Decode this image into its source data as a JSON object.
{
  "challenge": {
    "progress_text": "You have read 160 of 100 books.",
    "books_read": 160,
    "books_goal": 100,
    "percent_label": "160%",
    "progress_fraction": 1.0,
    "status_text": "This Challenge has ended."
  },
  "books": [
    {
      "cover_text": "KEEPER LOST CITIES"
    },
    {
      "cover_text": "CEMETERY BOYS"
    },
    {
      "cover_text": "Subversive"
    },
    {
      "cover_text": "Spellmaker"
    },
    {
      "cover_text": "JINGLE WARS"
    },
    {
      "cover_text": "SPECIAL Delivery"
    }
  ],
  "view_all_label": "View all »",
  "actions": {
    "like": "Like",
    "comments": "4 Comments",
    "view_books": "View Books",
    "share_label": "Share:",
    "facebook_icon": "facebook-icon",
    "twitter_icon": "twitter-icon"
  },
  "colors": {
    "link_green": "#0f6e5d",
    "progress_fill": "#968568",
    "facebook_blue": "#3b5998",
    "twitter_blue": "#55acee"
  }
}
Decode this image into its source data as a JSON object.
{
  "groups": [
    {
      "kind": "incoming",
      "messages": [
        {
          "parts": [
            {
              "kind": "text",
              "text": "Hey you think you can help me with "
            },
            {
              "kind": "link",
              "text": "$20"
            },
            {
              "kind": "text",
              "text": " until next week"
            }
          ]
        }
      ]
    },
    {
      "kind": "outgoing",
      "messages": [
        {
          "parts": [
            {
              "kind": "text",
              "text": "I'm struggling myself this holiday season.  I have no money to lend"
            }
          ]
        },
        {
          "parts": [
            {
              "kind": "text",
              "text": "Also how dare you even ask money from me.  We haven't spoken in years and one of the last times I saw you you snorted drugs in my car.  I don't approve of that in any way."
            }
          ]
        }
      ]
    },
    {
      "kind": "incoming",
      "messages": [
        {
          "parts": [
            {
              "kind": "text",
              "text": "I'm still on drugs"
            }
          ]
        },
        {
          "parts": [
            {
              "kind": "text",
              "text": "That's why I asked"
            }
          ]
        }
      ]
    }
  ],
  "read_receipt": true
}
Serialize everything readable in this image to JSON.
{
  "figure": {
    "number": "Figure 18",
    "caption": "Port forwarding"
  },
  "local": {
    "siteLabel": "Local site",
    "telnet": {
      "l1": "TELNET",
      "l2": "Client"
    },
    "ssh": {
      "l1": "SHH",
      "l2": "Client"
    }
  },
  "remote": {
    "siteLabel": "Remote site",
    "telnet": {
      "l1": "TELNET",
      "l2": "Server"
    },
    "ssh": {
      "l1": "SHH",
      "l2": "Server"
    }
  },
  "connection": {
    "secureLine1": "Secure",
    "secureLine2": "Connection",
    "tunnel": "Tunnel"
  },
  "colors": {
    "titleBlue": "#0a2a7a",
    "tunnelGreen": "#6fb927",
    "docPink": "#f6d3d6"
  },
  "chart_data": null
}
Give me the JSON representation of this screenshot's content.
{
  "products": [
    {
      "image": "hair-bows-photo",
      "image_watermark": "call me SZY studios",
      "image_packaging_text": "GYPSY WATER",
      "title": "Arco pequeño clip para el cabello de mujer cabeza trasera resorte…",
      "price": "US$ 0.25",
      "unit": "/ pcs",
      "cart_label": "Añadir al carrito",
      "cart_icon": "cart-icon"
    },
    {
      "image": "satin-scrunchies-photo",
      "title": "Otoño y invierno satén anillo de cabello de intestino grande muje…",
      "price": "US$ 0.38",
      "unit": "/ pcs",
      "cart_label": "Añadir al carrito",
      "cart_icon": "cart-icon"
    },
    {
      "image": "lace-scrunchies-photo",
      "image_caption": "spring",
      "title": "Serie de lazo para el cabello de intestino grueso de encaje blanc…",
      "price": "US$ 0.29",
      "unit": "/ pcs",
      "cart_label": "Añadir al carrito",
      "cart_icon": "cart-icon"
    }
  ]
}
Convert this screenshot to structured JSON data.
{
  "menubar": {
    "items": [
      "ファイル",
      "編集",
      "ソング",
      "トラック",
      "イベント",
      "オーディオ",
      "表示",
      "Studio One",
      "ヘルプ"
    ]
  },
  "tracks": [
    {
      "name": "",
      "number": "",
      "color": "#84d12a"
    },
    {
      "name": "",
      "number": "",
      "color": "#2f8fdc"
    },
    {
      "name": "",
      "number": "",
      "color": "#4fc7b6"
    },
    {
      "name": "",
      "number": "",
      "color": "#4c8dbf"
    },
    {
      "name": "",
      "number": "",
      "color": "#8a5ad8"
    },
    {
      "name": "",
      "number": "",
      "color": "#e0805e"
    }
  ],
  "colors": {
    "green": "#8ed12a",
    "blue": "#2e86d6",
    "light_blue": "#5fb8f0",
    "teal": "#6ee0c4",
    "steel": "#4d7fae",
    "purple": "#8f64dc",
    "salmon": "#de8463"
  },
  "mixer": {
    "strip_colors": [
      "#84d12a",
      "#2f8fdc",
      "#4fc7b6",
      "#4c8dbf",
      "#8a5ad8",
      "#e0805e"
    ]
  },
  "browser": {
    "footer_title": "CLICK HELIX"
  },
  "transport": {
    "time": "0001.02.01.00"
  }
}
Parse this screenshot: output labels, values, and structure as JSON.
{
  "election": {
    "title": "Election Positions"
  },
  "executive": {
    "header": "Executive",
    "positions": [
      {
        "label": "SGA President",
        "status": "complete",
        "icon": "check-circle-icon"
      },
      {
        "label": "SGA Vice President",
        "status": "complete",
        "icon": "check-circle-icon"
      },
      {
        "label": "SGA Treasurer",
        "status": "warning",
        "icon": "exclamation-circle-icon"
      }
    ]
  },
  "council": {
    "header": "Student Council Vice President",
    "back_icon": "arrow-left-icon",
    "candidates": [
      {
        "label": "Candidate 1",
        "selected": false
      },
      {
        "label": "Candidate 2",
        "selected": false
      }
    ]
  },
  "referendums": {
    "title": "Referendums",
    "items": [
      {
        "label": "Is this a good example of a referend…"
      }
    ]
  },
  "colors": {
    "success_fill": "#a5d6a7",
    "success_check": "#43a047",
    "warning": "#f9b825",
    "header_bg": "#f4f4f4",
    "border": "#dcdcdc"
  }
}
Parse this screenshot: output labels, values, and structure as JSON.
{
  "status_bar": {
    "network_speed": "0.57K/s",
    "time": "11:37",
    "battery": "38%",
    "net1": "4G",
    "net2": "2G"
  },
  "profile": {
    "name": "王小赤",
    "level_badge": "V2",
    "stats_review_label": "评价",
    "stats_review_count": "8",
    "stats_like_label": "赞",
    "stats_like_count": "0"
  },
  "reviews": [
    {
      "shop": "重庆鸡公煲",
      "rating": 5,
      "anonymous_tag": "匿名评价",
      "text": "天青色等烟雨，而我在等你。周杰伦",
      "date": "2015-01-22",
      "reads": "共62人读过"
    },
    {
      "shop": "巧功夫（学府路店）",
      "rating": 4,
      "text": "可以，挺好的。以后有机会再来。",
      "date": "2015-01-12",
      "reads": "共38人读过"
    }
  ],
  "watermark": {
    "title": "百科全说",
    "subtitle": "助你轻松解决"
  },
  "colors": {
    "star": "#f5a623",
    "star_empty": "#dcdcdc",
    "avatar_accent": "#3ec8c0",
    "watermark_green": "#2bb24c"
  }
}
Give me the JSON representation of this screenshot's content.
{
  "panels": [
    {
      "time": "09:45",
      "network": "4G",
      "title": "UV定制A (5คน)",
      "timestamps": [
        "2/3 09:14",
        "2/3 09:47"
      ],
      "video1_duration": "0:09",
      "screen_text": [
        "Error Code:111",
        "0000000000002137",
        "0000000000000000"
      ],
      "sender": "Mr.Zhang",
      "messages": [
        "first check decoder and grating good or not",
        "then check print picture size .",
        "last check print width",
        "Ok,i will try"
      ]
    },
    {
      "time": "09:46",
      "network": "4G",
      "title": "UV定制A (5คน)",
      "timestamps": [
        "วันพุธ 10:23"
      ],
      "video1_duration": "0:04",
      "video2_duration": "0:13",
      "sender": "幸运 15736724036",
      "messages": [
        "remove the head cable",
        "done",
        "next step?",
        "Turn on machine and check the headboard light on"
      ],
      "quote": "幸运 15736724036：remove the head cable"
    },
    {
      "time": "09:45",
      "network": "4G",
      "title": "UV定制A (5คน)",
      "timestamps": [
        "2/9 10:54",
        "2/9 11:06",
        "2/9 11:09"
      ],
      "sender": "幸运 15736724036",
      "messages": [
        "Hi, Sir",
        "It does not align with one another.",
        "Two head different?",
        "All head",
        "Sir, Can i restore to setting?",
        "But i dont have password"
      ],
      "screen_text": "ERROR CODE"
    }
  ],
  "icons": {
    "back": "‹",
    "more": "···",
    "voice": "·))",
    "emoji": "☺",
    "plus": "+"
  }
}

• **WHAT THE TASK ASKS**
Using the entries above, return each line in which the word "print" occurs.

• **TASK SOLUTION**
        "then check print picture size .",
        "last check print width",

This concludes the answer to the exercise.